§ **DIRECTIONS FOR THIS TASK**:
Copy out all lines carrying the word "JSON".

# # # # #

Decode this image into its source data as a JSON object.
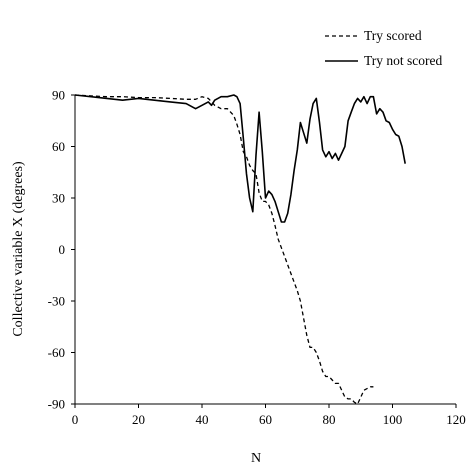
{
  "chart_data": {
    "type": "line",
    "title": "",
    "xlabel": "N",
    "ylabel": "Collective variable X (degrees)",
    "xlim": [
      0,
      120
    ],
    "ylim": [
      -90,
      90
    ],
    "xticks": [
      0,
      20,
      40,
      60,
      80,
      100,
      120
    ],
    "yticks": [
      -90,
      -60,
      -30,
      0,
      30,
      60,
      90
    ],
    "grid": false,
    "legend_position": "top-right",
    "series": [
      {
        "name": "Try scored",
        "style": "dashed",
        "color": "#000000",
        "points": [
          [
            0,
            90
          ],
          [
            5,
            89.5
          ],
          [
            10,
            89
          ],
          [
            15,
            89
          ],
          [
            20,
            88.5
          ],
          [
            25,
            88.5
          ],
          [
            30,
            88
          ],
          [
            35,
            87.5
          ],
          [
            38,
            87.5
          ],
          [
            40,
            89
          ],
          [
            42,
            88
          ],
          [
            44,
            84
          ],
          [
            46,
            82
          ],
          [
            48,
            82
          ],
          [
            50,
            78
          ],
          [
            51,
            73
          ],
          [
            52,
            67
          ],
          [
            53,
            57
          ],
          [
            54,
            54
          ],
          [
            55,
            49
          ],
          [
            56,
            46
          ],
          [
            57,
            44
          ],
          [
            58,
            33
          ],
          [
            59,
            28
          ],
          [
            60,
            28
          ],
          [
            61,
            26
          ],
          [
            62,
            21
          ],
          [
            63,
            14
          ],
          [
            64,
            6
          ],
          [
            65,
            1
          ],
          [
            66,
            -4
          ],
          [
            67,
            -9
          ],
          [
            68,
            -14
          ],
          [
            69,
            -19
          ],
          [
            70,
            -24
          ],
          [
            71,
            -30
          ],
          [
            72,
            -40
          ],
          [
            73,
            -50
          ],
          [
            74,
            -57
          ],
          [
            75,
            -57
          ],
          [
            76,
            -60
          ],
          [
            77,
            -65
          ],
          [
            78,
            -71
          ],
          [
            79,
            -74
          ],
          [
            80,
            -74
          ],
          [
            81,
            -76
          ],
          [
            82,
            -78
          ],
          [
            83,
            -78
          ],
          [
            84,
            -82
          ],
          [
            85,
            -86
          ],
          [
            86,
            -87
          ],
          [
            87,
            -87
          ],
          [
            88,
            -89
          ],
          [
            89,
            -90
          ],
          [
            90,
            -86
          ],
          [
            91,
            -82
          ],
          [
            92,
            -81
          ],
          [
            93,
            -80
          ],
          [
            94,
            -80
          ]
        ]
      },
      {
        "name": "Try not scored",
        "style": "solid",
        "color": "#000000",
        "points": [
          [
            0,
            90
          ],
          [
            5,
            89
          ],
          [
            10,
            88
          ],
          [
            15,
            87
          ],
          [
            20,
            88
          ],
          [
            25,
            87
          ],
          [
            30,
            86
          ],
          [
            35,
            85
          ],
          [
            38,
            82
          ],
          [
            40,
            84
          ],
          [
            42,
            86
          ],
          [
            43,
            84
          ],
          [
            44,
            87
          ],
          [
            46,
            89
          ],
          [
            48,
            89
          ],
          [
            50,
            90
          ],
          [
            51,
            89
          ],
          [
            52,
            85
          ],
          [
            53,
            65
          ],
          [
            54,
            44
          ],
          [
            55,
            30
          ],
          [
            56,
            22
          ],
          [
            57,
            55
          ],
          [
            58,
            80
          ],
          [
            59,
            57
          ],
          [
            60,
            30
          ],
          [
            61,
            34
          ],
          [
            62,
            32
          ],
          [
            63,
            28
          ],
          [
            64,
            22
          ],
          [
            65,
            16
          ],
          [
            66,
            16
          ],
          [
            67,
            21
          ],
          [
            68,
            32
          ],
          [
            69,
            46
          ],
          [
            70,
            58
          ],
          [
            71,
            74
          ],
          [
            72,
            68
          ],
          [
            73,
            62
          ],
          [
            74,
            76
          ],
          [
            75,
            85
          ],
          [
            76,
            88
          ],
          [
            77,
            74
          ],
          [
            78,
            58
          ],
          [
            79,
            54
          ],
          [
            80,
            57
          ],
          [
            81,
            53
          ],
          [
            82,
            56
          ],
          [
            83,
            52
          ],
          [
            84,
            56
          ],
          [
            85,
            60
          ],
          [
            86,
            75
          ],
          [
            87,
            80
          ],
          [
            88,
            85
          ],
          [
            89,
            88
          ],
          [
            90,
            86
          ],
          [
            91,
            89
          ],
          [
            92,
            85
          ],
          [
            93,
            89
          ],
          [
            94,
            89
          ],
          [
            95,
            79
          ],
          [
            96,
            82
          ],
          [
            97,
            80
          ],
          [
            98,
            75
          ],
          [
            99,
            74
          ],
          [
            100,
            70
          ],
          [
            101,
            67
          ],
          [
            102,
            66
          ],
          [
            103,
            60
          ],
          [
            104,
            50
          ]
        ]
      }
    ]
  }
}
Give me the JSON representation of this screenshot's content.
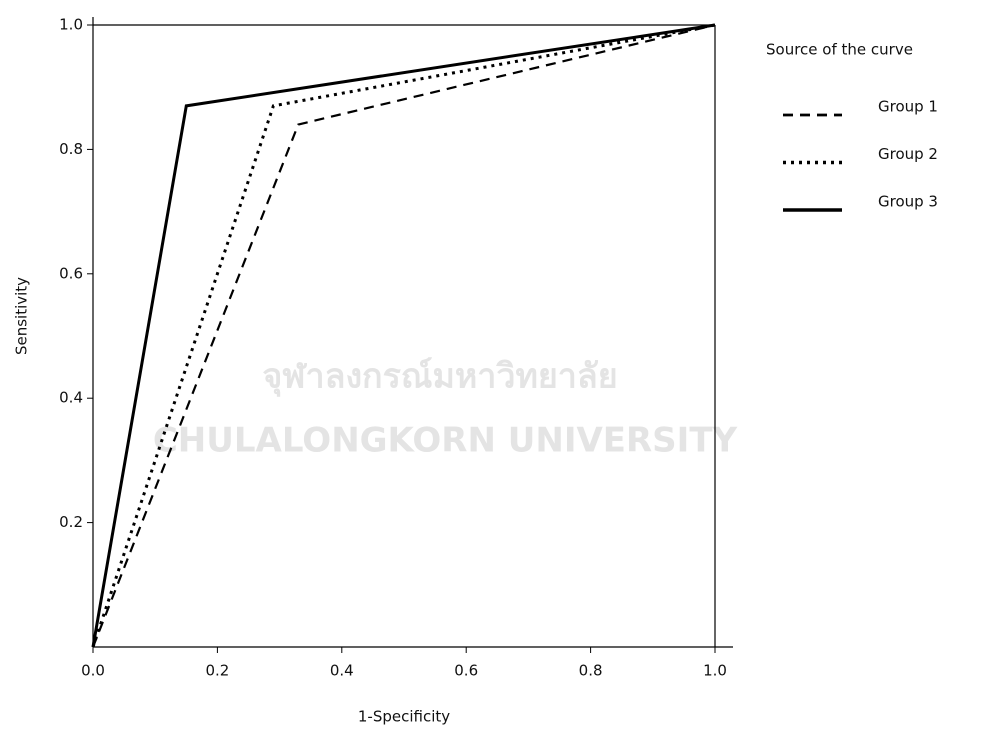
{
  "chart_data": {
    "type": "line",
    "x_label": "1-Specificity",
    "y_label": "Sensitivity",
    "legend_title": "Source of the curve",
    "legend": "right",
    "watermark": [
      "จุฬาลงกรณ์มหาวิทยาลัย",
      "Chulalongkorn University"
    ],
    "series": [
      {
        "name": "Group 1",
        "color": "#000000",
        "dash": "dashed",
        "x": [
          0,
          0.33,
          1
        ],
        "values": [
          0,
          0.84,
          1
        ]
      },
      {
        "name": "Group 2",
        "color": "#000000",
        "dash": "dotted",
        "x": [
          0,
          0.29,
          1
        ],
        "values": [
          0,
          0.87,
          1
        ]
      },
      {
        "name": "Group 3",
        "color": "#000000",
        "dash": "solid",
        "x": [
          0,
          0.15,
          1
        ],
        "values": [
          0,
          0.87,
          1
        ]
      }
    ],
    "xlim": [
      0,
      1
    ],
    "ylim": [
      0,
      1
    ],
    "xticks": [
      {
        "value": 0,
        "label": "0.0"
      },
      0.2,
      0.4,
      0.6,
      0.8,
      {
        "value": 1,
        "label": "1.0"
      }
    ],
    "yticks": [
      0.2,
      0.4,
      0.6,
      0.8,
      {
        "value": 1,
        "label": "1.0"
      }
    ],
    "grid": false
  }
}
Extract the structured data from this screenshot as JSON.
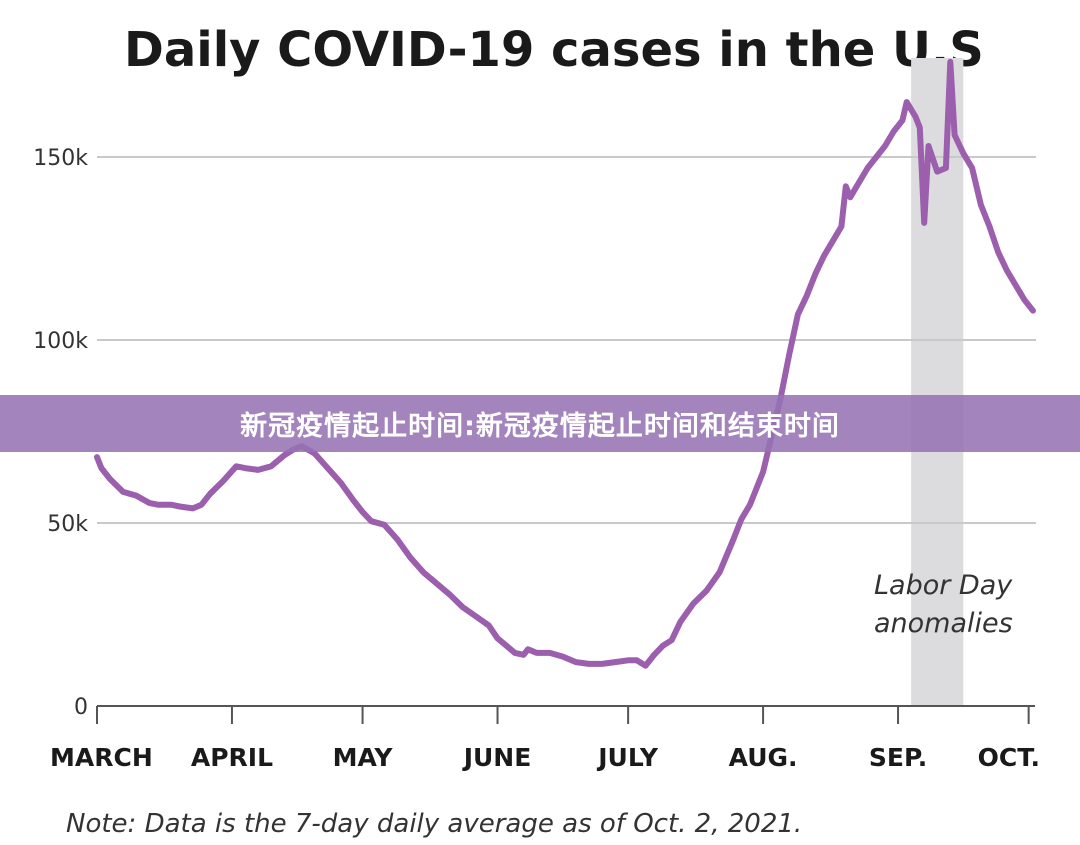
{
  "chart_data": {
    "type": "line",
    "title": "Daily COVID-19 cases in the U.S",
    "note": "Note: Data is the 7-day daily average as of Oct. 2, 2021.",
    "annotation": [
      "Labor Day",
      "anomalies"
    ],
    "line_color": "#9b5fae",
    "band_color": "#dcdcde",
    "grid": true,
    "ylim": [
      0,
      165000
    ],
    "y_ticks": [
      {
        "value": 0,
        "label": "0"
      },
      {
        "value": 50000,
        "label": "50k"
      },
      {
        "value": 100000,
        "label": "100k"
      },
      {
        "value": 150000,
        "label": "150k"
      }
    ],
    "x_range": [
      "2021-03-01",
      "2021-10-02"
    ],
    "x_ticks": [
      {
        "date": "2021-03-01",
        "label": "MARCH"
      },
      {
        "date": "2021-04-01",
        "label": "APRIL"
      },
      {
        "date": "2021-05-01",
        "label": "MAY"
      },
      {
        "date": "2021-06-01",
        "label": "JUNE"
      },
      {
        "date": "2021-07-01",
        "label": "JULY"
      },
      {
        "date": "2021-08-01",
        "label": "AUG."
      },
      {
        "date": "2021-09-01",
        "label": "SEP."
      },
      {
        "date": "2021-10-01",
        "label": "OCT."
      }
    ],
    "shaded_range": [
      "2021-09-04",
      "2021-09-16"
    ],
    "series": [
      {
        "values": [
          [
            "2021-03-01",
            68000
          ],
          [
            "2021-03-02",
            65000
          ],
          [
            "2021-03-04",
            62000
          ],
          [
            "2021-03-07",
            58500
          ],
          [
            "2021-03-10",
            57500
          ],
          [
            "2021-03-13",
            55500
          ],
          [
            "2021-03-15",
            55000
          ],
          [
            "2021-03-18",
            55000
          ],
          [
            "2021-03-20",
            54500
          ],
          [
            "2021-03-23",
            54000
          ],
          [
            "2021-03-25",
            55000
          ],
          [
            "2021-03-27",
            58000
          ],
          [
            "2021-03-30",
            61500
          ],
          [
            "2021-04-02",
            65500
          ],
          [
            "2021-04-04",
            65000
          ],
          [
            "2021-04-07",
            64500
          ],
          [
            "2021-04-10",
            65500
          ],
          [
            "2021-04-13",
            68500
          ],
          [
            "2021-04-15",
            70000
          ],
          [
            "2021-04-17",
            71000
          ],
          [
            "2021-04-20",
            69000
          ],
          [
            "2021-04-23",
            65000
          ],
          [
            "2021-04-26",
            61000
          ],
          [
            "2021-04-29",
            56000
          ],
          [
            "2021-05-01",
            53000
          ],
          [
            "2021-05-03",
            50500
          ],
          [
            "2021-05-06",
            49500
          ],
          [
            "2021-05-09",
            45500
          ],
          [
            "2021-05-12",
            40500
          ],
          [
            "2021-05-15",
            36500
          ],
          [
            "2021-05-18",
            33500
          ],
          [
            "2021-05-21",
            30500
          ],
          [
            "2021-05-24",
            27000
          ],
          [
            "2021-05-27",
            24500
          ],
          [
            "2021-05-30",
            22000
          ],
          [
            "2021-06-01",
            18500
          ],
          [
            "2021-06-03",
            16500
          ],
          [
            "2021-06-05",
            14500
          ],
          [
            "2021-06-07",
            14000
          ],
          [
            "2021-06-08",
            15500
          ],
          [
            "2021-06-10",
            14500
          ],
          [
            "2021-06-13",
            14500
          ],
          [
            "2021-06-16",
            13500
          ],
          [
            "2021-06-19",
            12000
          ],
          [
            "2021-06-22",
            11500
          ],
          [
            "2021-06-25",
            11500
          ],
          [
            "2021-06-28",
            12000
          ],
          [
            "2021-07-01",
            12500
          ],
          [
            "2021-07-03",
            12500
          ],
          [
            "2021-07-05",
            11000
          ],
          [
            "2021-07-07",
            14000
          ],
          [
            "2021-07-09",
            16500
          ],
          [
            "2021-07-11",
            18000
          ],
          [
            "2021-07-13",
            23000
          ],
          [
            "2021-07-16",
            28000
          ],
          [
            "2021-07-19",
            31500
          ],
          [
            "2021-07-22",
            36500
          ],
          [
            "2021-07-25",
            45000
          ],
          [
            "2021-07-27",
            51000
          ],
          [
            "2021-07-29",
            55000
          ],
          [
            "2021-08-01",
            64000
          ],
          [
            "2021-08-03",
            74000
          ],
          [
            "2021-08-05",
            84000
          ],
          [
            "2021-08-07",
            96000
          ],
          [
            "2021-08-09",
            107000
          ],
          [
            "2021-08-11",
            112000
          ],
          [
            "2021-08-13",
            118000
          ],
          [
            "2021-08-15",
            123000
          ],
          [
            "2021-08-17",
            127000
          ],
          [
            "2021-08-19",
            131000
          ],
          [
            "2021-08-20",
            142000
          ],
          [
            "2021-08-21",
            139000
          ],
          [
            "2021-08-23",
            143000
          ],
          [
            "2021-08-25",
            147000
          ],
          [
            "2021-08-27",
            150000
          ],
          [
            "2021-08-29",
            153000
          ],
          [
            "2021-08-31",
            157000
          ],
          [
            "2021-09-02",
            160000
          ],
          [
            "2021-09-03",
            165000
          ],
          [
            "2021-09-04",
            163000
          ],
          [
            "2021-09-05",
            161000
          ],
          [
            "2021-09-06",
            158000
          ],
          [
            "2021-09-07",
            132000
          ],
          [
            "2021-09-08",
            153000
          ],
          [
            "2021-09-10",
            146000
          ],
          [
            "2021-09-12",
            147000
          ],
          [
            "2021-09-13",
            176000
          ],
          [
            "2021-09-14",
            156000
          ],
          [
            "2021-09-16",
            151000
          ],
          [
            "2021-09-18",
            147000
          ],
          [
            "2021-09-20",
            137000
          ],
          [
            "2021-09-22",
            131000
          ],
          [
            "2021-09-24",
            124000
          ],
          [
            "2021-09-26",
            119000
          ],
          [
            "2021-09-28",
            115000
          ],
          [
            "2021-09-30",
            111000
          ],
          [
            "2021-10-02",
            108000
          ]
        ]
      }
    ]
  },
  "banner": {
    "text": "新冠疫情起止时间:新冠疫情起止时间和结束时间"
  }
}
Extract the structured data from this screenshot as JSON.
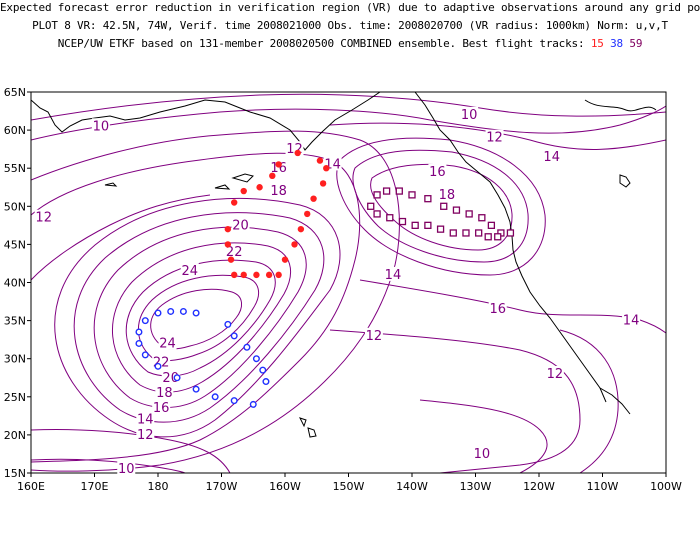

# # # # #

§ **WRITTEN SOLUTION**:
Decode this image into its source data as a JSON object.
Give me the JSON representation of this screenshot's content.
Extract the structured data from this screenshot as JSON.
Extract the structured data from this screenshot as JSON.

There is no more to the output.